** begin **

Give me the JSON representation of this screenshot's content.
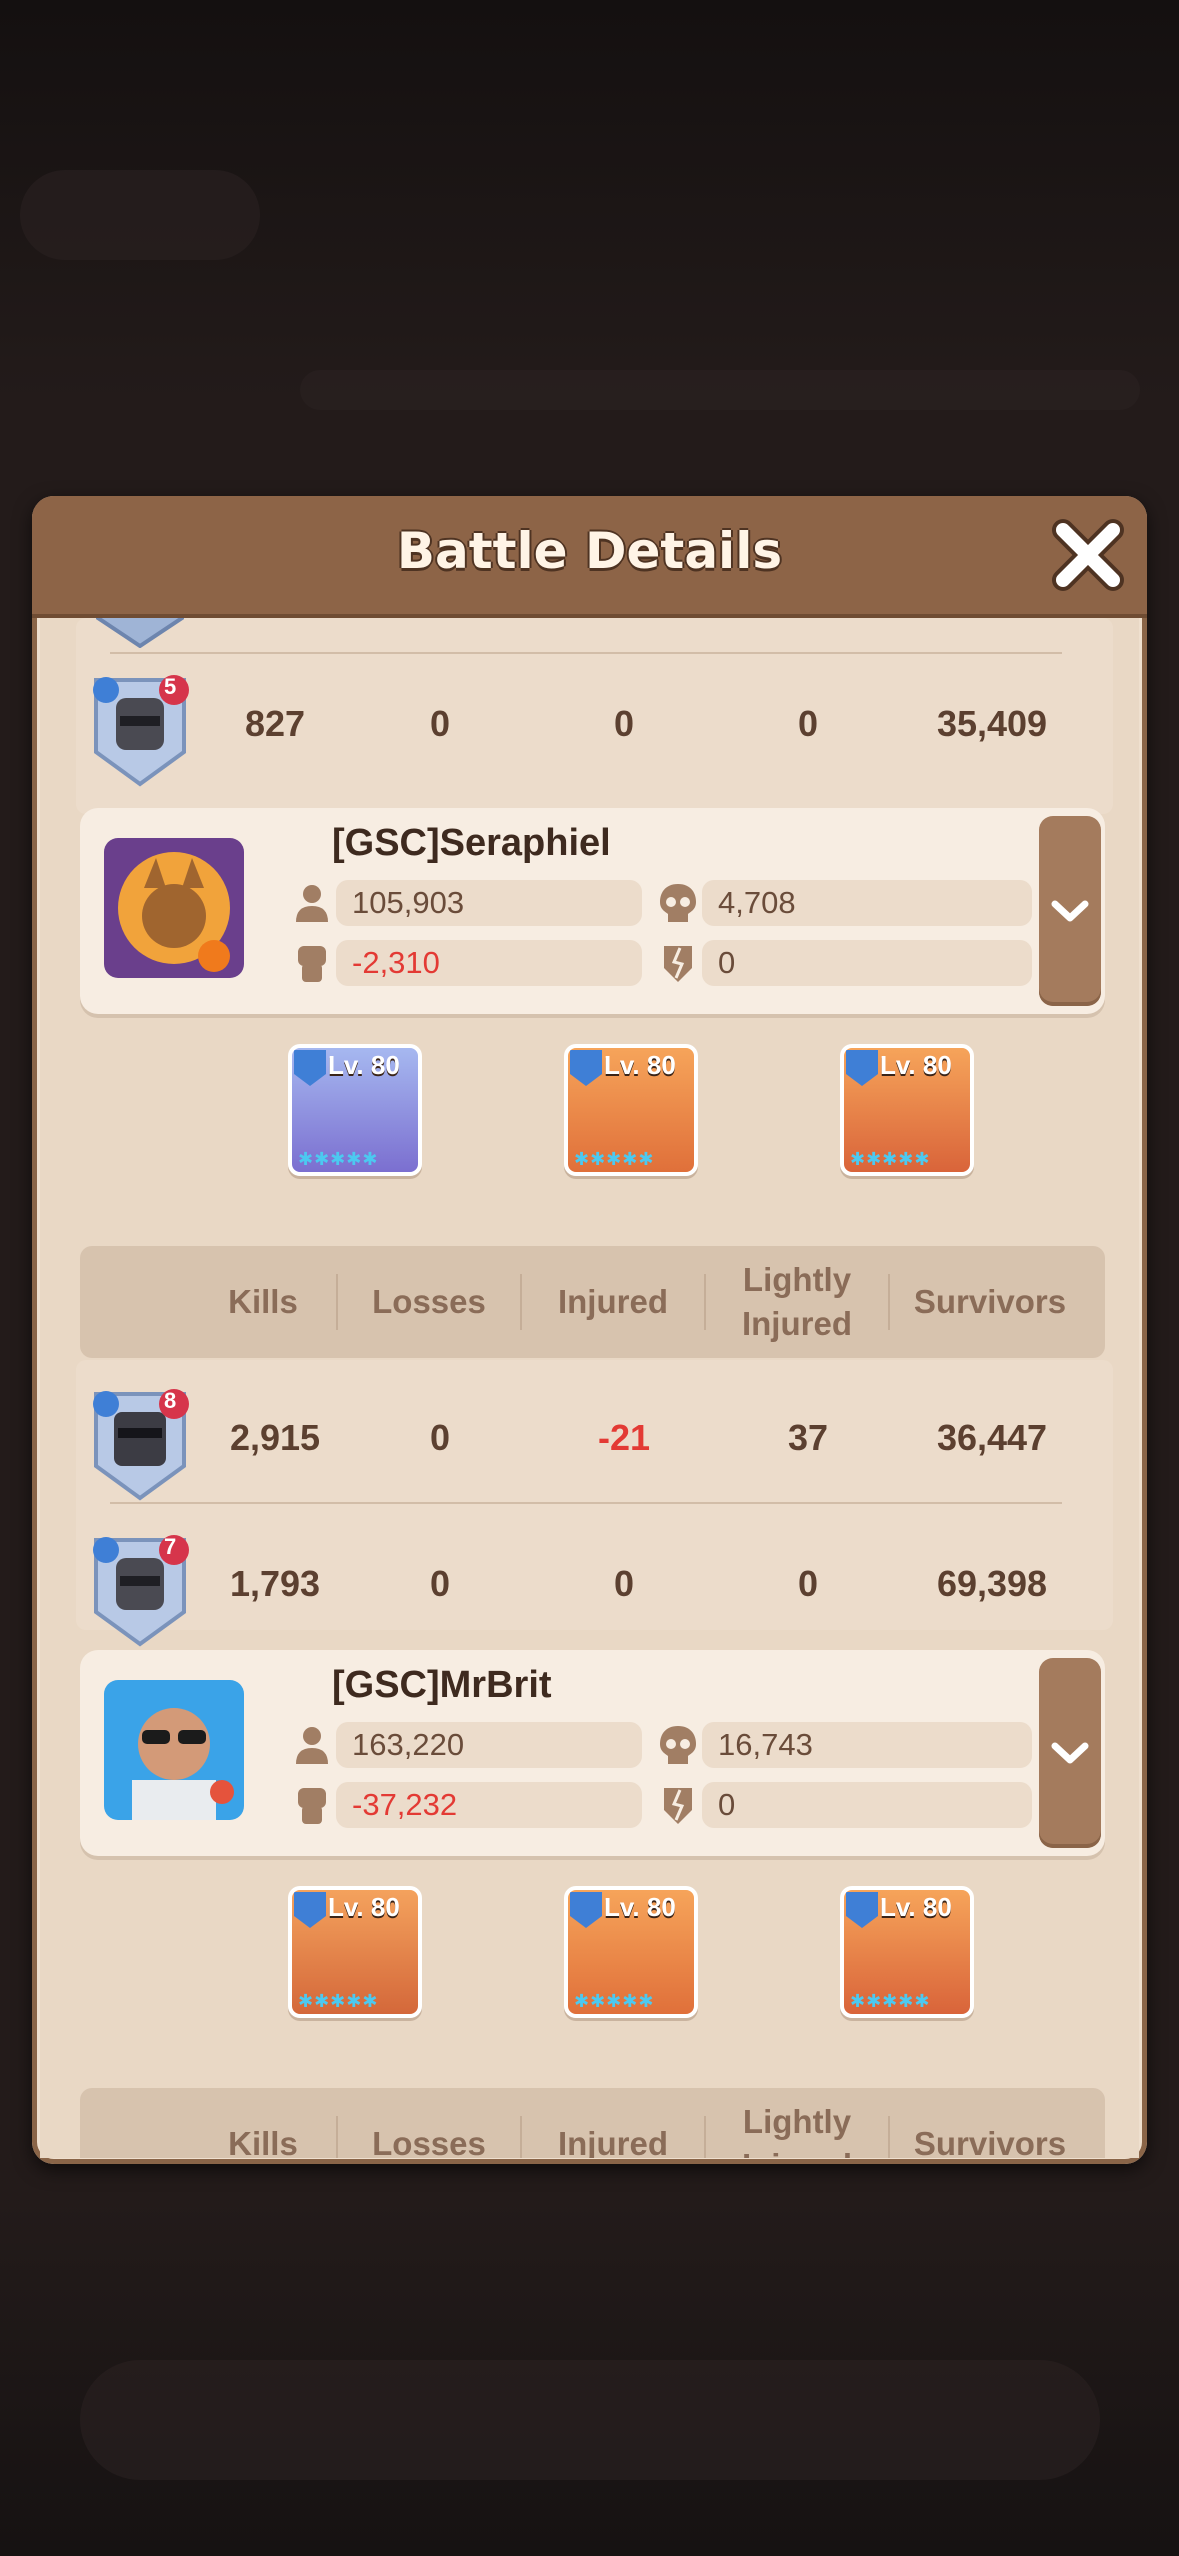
{
  "modal": {
    "title": "Battle Details"
  },
  "columns": [
    "Kills",
    "Losses",
    "Injured",
    "Lightly Injured",
    "Survivors"
  ],
  "header_lightly": [
    "Lightly",
    "Injured"
  ],
  "top_unit_rows": [
    {
      "level": "5",
      "kills": "827",
      "losses": "0",
      "injured": "0",
      "lightly": "0",
      "survivors": "35,409"
    }
  ],
  "players": [
    {
      "name": "[GSC]Seraphiel",
      "troops": "105,903",
      "kills": "4,708",
      "power_change": "-2,310",
      "wounded": "0",
      "commanders": [
        {
          "level": "Lv. 80",
          "stars": "✱✱✱✱✱"
        },
        {
          "level": "Lv. 80",
          "stars": "✱✱✱✱✱"
        },
        {
          "level": "Lv. 80",
          "stars": "✱✱✱✱✱"
        }
      ],
      "units": [
        {
          "level": "8",
          "kills": "2,915",
          "losses": "0",
          "injured": "-21",
          "lightly": "37",
          "survivors": "36,447"
        },
        {
          "level": "7",
          "kills": "1,793",
          "losses": "0",
          "injured": "0",
          "lightly": "0",
          "survivors": "69,398"
        }
      ]
    },
    {
      "name": "[GSC]MrBrit",
      "troops": "163,220",
      "kills": "16,743",
      "power_change": "-37,232",
      "wounded": "0",
      "commanders": [
        {
          "level": "Lv. 80",
          "stars": "✱✱✱✱✱"
        },
        {
          "level": "Lv. 80",
          "stars": "✱✱✱✱✱"
        },
        {
          "level": "Lv. 80",
          "stars": "✱✱✱✱✱"
        }
      ]
    }
  ],
  "colors": {
    "header_brown": "#8d6447",
    "panel": "#efe0cf",
    "negative": "#e33a34",
    "star": "#4cc9f0"
  }
}
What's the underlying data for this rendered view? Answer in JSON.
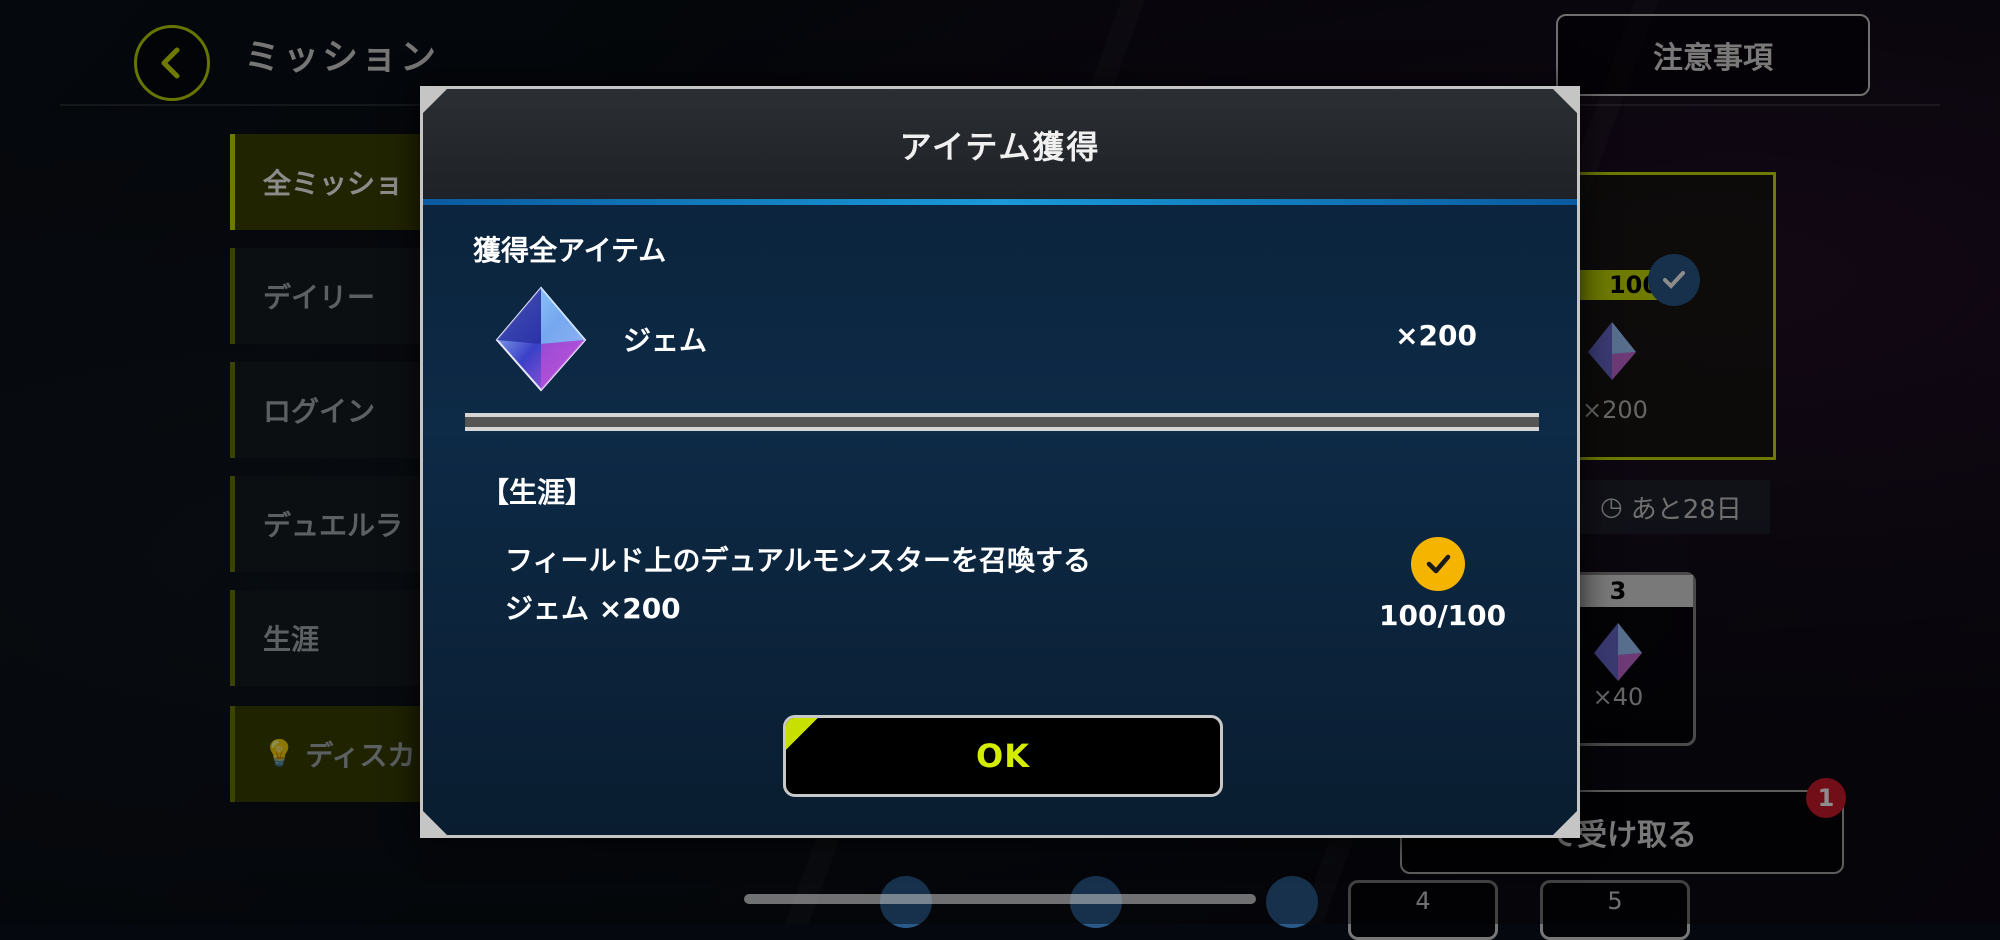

** end **

Every entry must be transcribed exactly. Pictures do not belong in the copy.

Give me the JSON representation of this screenshot's content.
{
  "modal": {
    "title": "Battle Details"
  },
  "columns": [
    "Kills",
    "Losses",
    "Injured",
    "Lightly Injured",
    "Survivors"
  ],
  "header_lightly": [
    "Lightly",
    "Injured"
  ],
  "top_unit_rows": [
    {
      "level": "5",
      "kills": "827",
      "losses": "0",
      "injured": "0",
      "lightly": "0",
      "survivors": "35,409"
    }
  ],
  "players": [
    {
      "name": "[GSC]Seraphiel",
      "troops": "105,903",
      "kills": "4,708",
      "power_change": "-2,310",
      "wounded": "0",
      "commanders": [
        {
          "level": "Lv. 80",
          "stars": "✱✱✱✱✱"
        },
        {
          "level": "Lv. 80",
          "stars": "✱✱✱✱✱"
        },
        {
          "level": "Lv. 80",
          "stars": "✱✱✱✱✱"
        }
      ],
      "units": [
        {
          "level": "8",
          "kills": "2,915",
          "losses": "0",
          "injured": "-21",
          "lightly": "37",
          "survivors": "36,447"
        },
        {
          "level": "7",
          "kills": "1,793",
          "losses": "0",
          "injured": "0",
          "lightly": "0",
          "survivors": "69,398"
        }
      ]
    },
    {
      "name": "[GSC]MrBrit",
      "troops": "163,220",
      "kills": "16,743",
      "power_change": "-37,232",
      "wounded": "0",
      "commanders": [
        {
          "level": "Lv. 80",
          "stars": "✱✱✱✱✱"
        },
        {
          "level": "Lv. 80",
          "stars": "✱✱✱✱✱"
        },
        {
          "level": "Lv. 80",
          "stars": "✱✱✱✱✱"
        }
      ]
    }
  ],
  "colors": {
    "header_brown": "#8d6447",
    "panel": "#efe0cf",
    "negative": "#e33a34",
    "star": "#4cc9f0"
  }
}
What's the underlying data for this rendered view? Answer in JSON.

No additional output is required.